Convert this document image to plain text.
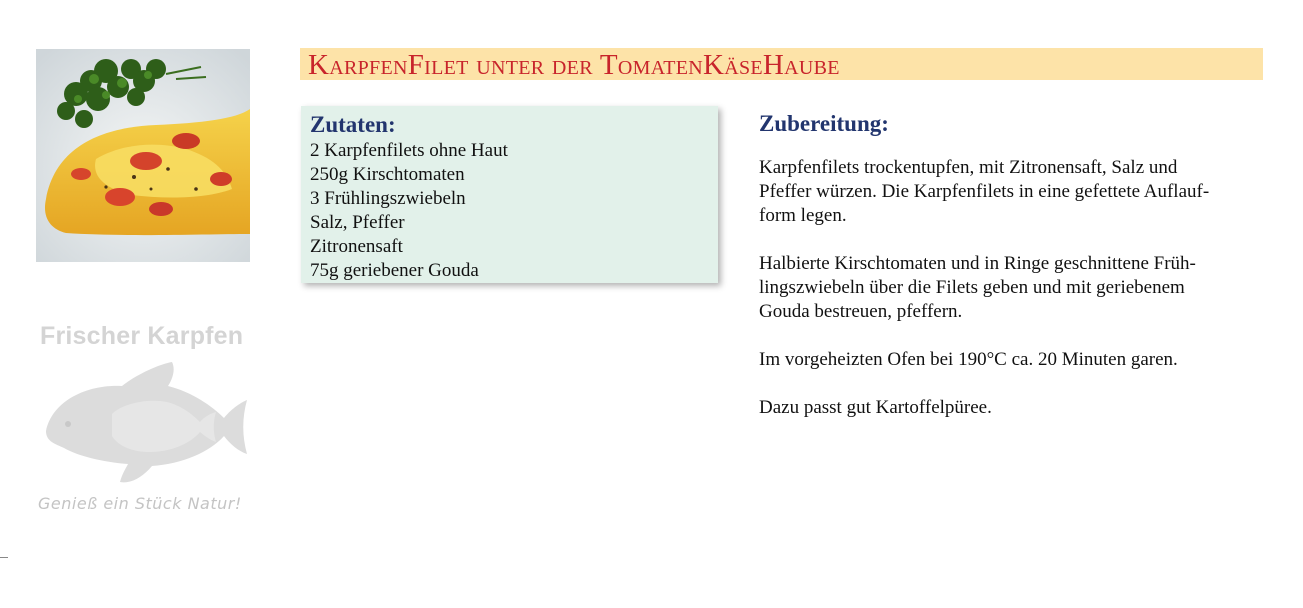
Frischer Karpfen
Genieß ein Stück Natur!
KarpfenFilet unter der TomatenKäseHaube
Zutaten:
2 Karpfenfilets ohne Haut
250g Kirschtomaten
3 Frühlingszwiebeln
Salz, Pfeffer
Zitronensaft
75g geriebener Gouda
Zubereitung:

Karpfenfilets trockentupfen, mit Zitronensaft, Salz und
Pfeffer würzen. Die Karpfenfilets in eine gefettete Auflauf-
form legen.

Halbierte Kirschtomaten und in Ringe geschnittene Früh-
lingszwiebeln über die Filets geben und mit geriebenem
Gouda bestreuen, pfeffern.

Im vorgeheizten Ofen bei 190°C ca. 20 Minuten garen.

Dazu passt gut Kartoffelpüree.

.....

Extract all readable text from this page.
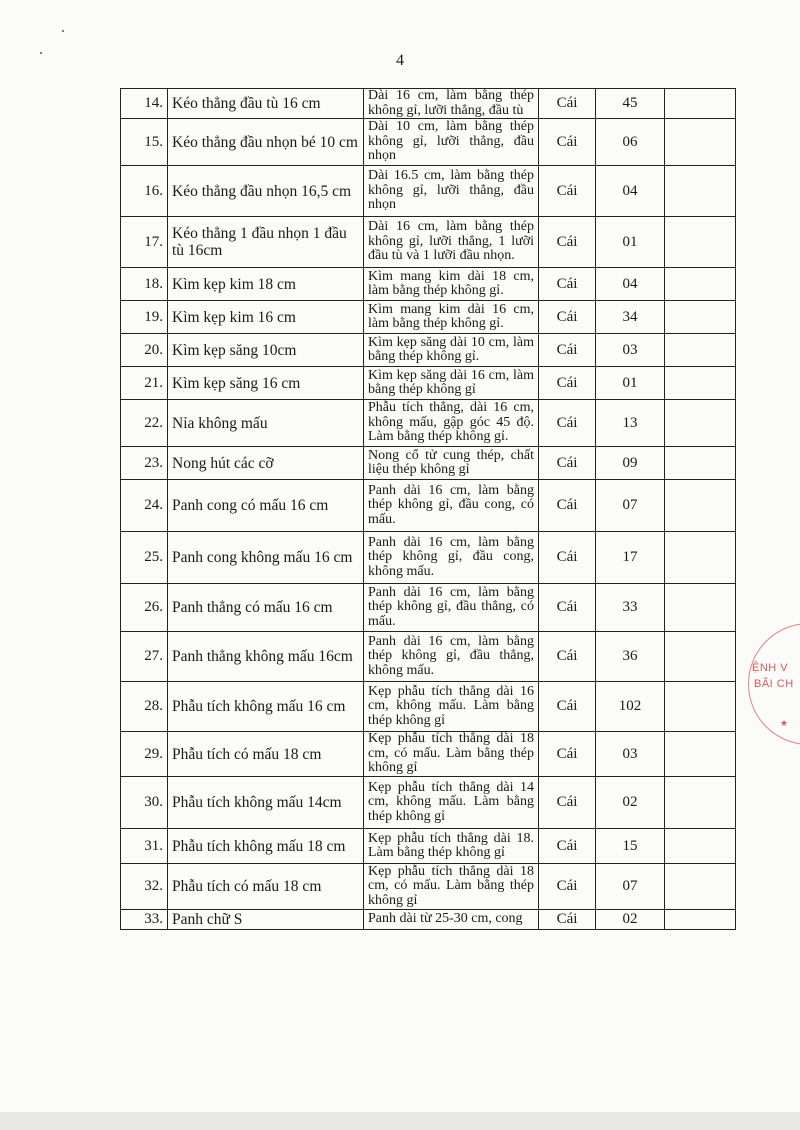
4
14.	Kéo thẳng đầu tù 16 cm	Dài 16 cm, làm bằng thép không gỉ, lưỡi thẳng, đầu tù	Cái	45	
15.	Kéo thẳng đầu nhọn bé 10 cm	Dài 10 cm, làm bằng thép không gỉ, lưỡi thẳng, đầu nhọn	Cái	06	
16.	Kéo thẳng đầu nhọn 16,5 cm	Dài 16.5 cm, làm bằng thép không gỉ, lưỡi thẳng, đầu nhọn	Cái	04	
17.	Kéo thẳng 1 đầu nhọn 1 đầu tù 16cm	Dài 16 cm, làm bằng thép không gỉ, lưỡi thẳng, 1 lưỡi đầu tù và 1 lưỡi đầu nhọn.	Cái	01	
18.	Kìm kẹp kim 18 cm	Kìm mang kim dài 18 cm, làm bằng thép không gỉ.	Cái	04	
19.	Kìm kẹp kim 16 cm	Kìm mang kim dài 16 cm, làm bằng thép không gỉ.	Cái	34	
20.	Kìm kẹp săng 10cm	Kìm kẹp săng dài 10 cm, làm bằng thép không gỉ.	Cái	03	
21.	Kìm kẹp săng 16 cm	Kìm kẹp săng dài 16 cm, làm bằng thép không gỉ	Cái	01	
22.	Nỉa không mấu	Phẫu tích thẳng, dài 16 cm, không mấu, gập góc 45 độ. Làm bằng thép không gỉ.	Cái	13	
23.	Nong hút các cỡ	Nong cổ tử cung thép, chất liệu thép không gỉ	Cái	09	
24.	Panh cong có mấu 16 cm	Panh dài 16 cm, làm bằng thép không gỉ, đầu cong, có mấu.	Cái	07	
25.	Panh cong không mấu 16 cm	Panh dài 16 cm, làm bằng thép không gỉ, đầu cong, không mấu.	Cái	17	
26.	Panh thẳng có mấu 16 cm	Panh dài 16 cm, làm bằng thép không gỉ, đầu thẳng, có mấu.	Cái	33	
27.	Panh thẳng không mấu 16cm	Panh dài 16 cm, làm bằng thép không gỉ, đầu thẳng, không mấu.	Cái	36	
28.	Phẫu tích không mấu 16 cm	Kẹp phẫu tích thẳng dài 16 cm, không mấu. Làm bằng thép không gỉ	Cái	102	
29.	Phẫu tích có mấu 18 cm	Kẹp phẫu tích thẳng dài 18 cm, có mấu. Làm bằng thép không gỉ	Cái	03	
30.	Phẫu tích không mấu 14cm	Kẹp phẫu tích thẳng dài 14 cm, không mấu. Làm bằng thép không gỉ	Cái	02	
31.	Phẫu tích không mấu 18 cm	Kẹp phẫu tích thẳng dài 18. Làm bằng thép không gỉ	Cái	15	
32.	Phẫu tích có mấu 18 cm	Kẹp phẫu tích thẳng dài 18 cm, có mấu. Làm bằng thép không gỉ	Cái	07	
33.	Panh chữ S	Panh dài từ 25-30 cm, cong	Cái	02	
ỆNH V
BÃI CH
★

.....

== Required work ==
The records are above. How many lines in them contain the word "Panh"? Give the number alone.

== Task response ==
5